The required output is a single number: how many lines of the material contain the string "name".
---- Record extracts
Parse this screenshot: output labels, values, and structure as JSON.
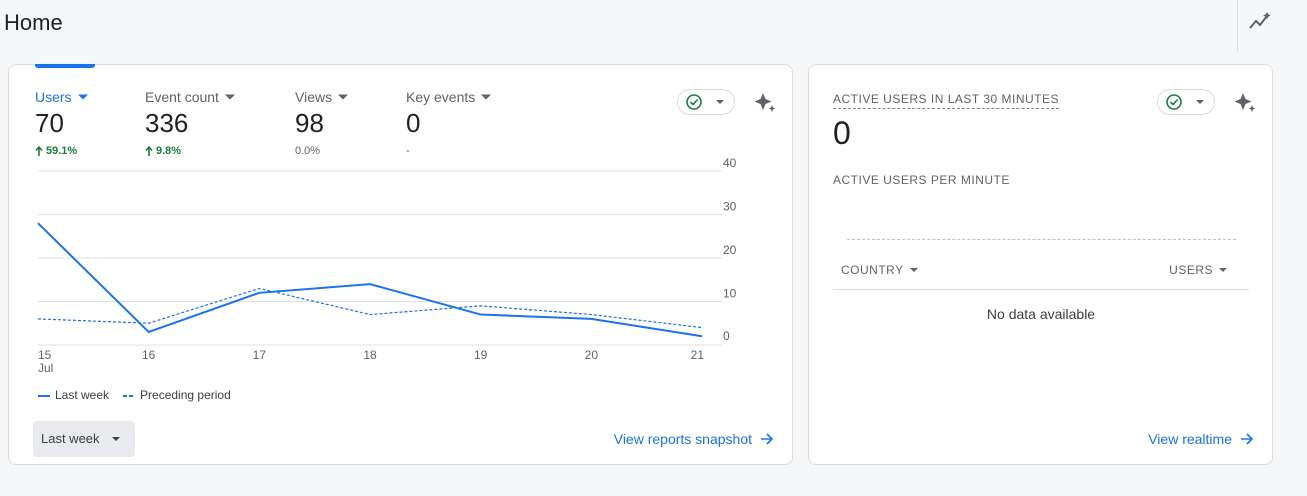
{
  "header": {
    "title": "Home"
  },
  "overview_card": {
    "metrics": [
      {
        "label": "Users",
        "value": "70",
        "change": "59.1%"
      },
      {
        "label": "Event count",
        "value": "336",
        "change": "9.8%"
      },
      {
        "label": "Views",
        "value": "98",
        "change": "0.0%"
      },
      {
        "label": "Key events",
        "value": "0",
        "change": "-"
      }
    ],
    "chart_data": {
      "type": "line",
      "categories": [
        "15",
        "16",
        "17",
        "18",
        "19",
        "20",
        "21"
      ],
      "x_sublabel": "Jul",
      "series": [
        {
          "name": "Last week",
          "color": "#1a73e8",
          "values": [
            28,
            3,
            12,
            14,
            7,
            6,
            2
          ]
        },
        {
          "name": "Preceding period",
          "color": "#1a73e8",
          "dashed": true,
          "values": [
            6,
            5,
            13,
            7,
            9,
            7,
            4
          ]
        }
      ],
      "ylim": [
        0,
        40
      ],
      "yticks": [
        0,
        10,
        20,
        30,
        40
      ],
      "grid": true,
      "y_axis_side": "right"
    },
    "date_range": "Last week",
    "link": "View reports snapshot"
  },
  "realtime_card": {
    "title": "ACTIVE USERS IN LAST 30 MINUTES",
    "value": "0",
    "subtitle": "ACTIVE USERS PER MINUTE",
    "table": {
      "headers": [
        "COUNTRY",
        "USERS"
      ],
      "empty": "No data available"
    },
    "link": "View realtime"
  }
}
--------
**Completed exercise**. 2